# Set problem:
Please give the entries again in full and exactly, without any picture.

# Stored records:
-- -- --

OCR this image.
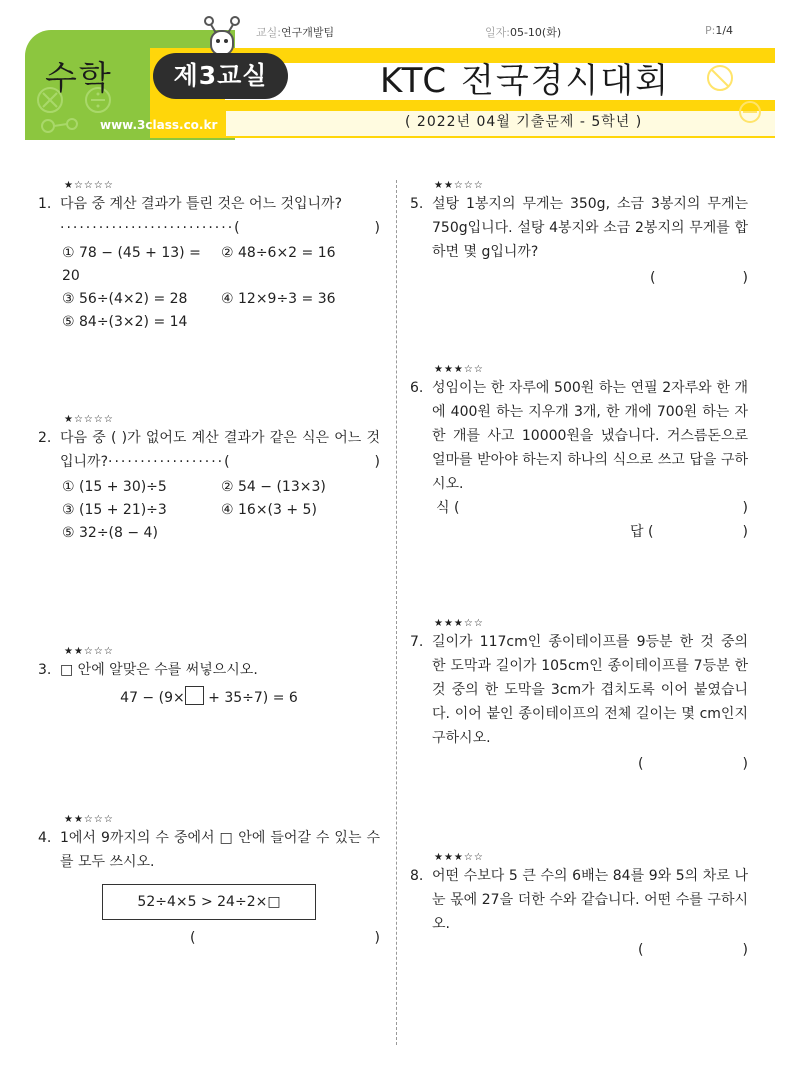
교실:연구개발팀	일자:05-10(화)	P:1/4
수학	제3교실
www.3class.co.kr
KTC 전국경시대회
( 2022년 04월 기출문제 - 5학년 )
★☆☆☆☆
1. 다음 중 계산 결과가 틀린 것은 어느 것입니까?
···························(	)
① 78 − (45 + 13) = 20
② 48÷6×2 = 16
③ 56÷(4×2) = 28	④ 12×9÷3 = 36
⑤ 84÷(3×2) = 14
★☆☆☆☆
2. 다음 중 ( )가 없어도 계산 결과가 같은 식은 어느 것입니까?··················(	)
① (15 + 30)÷5	② 54 − (13×3)
③ (15 + 21)÷3	④ 16×(3 + 5)
⑤ 32÷(8 − 4)
★★☆☆☆
3. □ 안에 알맞은 수를 써넣으시오.
47 − (9× + 35÷7) = 6
★★☆☆☆
4. 1에서 9까지의 수 중에서 □ 안에 들어갈 수 있는 수를 모두 쓰시오.
52÷4×5 > 24÷2×□
(	)
★★☆☆☆
5. 설탕 1봉지의 무게는 350g, 소금 3봉지의 무게는 750g입니다. 설탕 4봉지와 소금 2봉지의 무게를 합하면 몇 g입니까?
(	)
★★★☆☆
6. 성임이는 한 자루에 500원 하는 연필 2자루와 한 개에 400원 하는 지우개 3개, 한 개에 700원 하는 자 한 개를 사고 10000원을 냈습니다. 거스름돈으로 얼마를 받아야 하는지 하나의 식으로 쓰고 답을 구하시오.
식 (	)
답 (	)
★★★☆☆
7. 길이가 117cm인 종이테이프를 9등분 한 것 중의 한 도막과 길이가 105cm인 종이테이프를 7등분 한 것 중의 한 도막을 3cm가 겹치도록 이어 붙였습니다. 이어 붙인 종이테이프의 전체 길이는 몇 cm인지 구하시오.
(	)
★★★☆☆
8. 어떤 수보다 5 큰 수의 6배는 84를 9와 5의 차로 나눈 몫에 27을 더한 수와 같습니다. 어떤 수를 구하시오.
(	)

-- -- --

# Solution below:
OCR this image.
교실:연구개발팀	일자:05-10(화)	P:1/4
수학	제3교실
www.3class.co.kr
KTC 전국경시대회
( 2022년 04월 기출문제 - 5학년 )
★☆☆☆☆
1. 다음 중 계산 결과가 틀린 것은 어느 것입니까?
···························(	)
① 78 − (45 + 13) = 20
② 48÷6×2 = 16
③ 56÷(4×2) = 28	④ 12×9÷3 = 36
⑤ 84÷(3×2) = 14
★☆☆☆☆
2. 다음 중 ( )가 없어도 계산 결과가 같은 식은 어느 것입니까?··················(	)
① (15 + 30)÷5	② 54 − (13×3)
③ (15 + 21)÷3	④ 16×(3 + 5)
⑤ 32÷(8 − 4)
★★☆☆☆
3. □ 안에 알맞은 수를 써넣으시오.
47 − (9× + 35÷7) = 6
★★☆☆☆
4. 1에서 9까지의 수 중에서 □ 안에 들어갈 수 있는 수를 모두 쓰시오.
52÷4×5 > 24÷2×□
(	)
★★☆☆☆
5. 설탕 1봉지의 무게는 350g, 소금 3봉지의 무게는 750g입니다. 설탕 4봉지와 소금 2봉지의 무게를 합하면 몇 g입니까?
(	)
★★★☆☆
6. 성임이는 한 자루에 500원 하는 연필 2자루와 한 개에 400원 하는 지우개 3개, 한 개에 700원 하는 자 한 개를 사고 10000원을 냈습니다. 거스름돈으로 얼마를 받아야 하는지 하나의 식으로 쓰고 답을 구하시오.
식 (	)
답 (	)
★★★☆☆
7. 길이가 117cm인 종이테이프를 9등분 한 것 중의 한 도막과 길이가 105cm인 종이테이프를 7등분 한 것 중의 한 도막을 3cm가 겹치도록 이어 붙였습니다. 이어 붙인 종이테이프의 전체 길이는 몇 cm인지 구하시오.
(	)
★★★☆☆
8. 어떤 수보다 5 큰 수의 6배는 84를 9와 5의 차로 나눈 몫에 27을 더한 수와 같습니다. 어떤 수를 구하시오.
(	)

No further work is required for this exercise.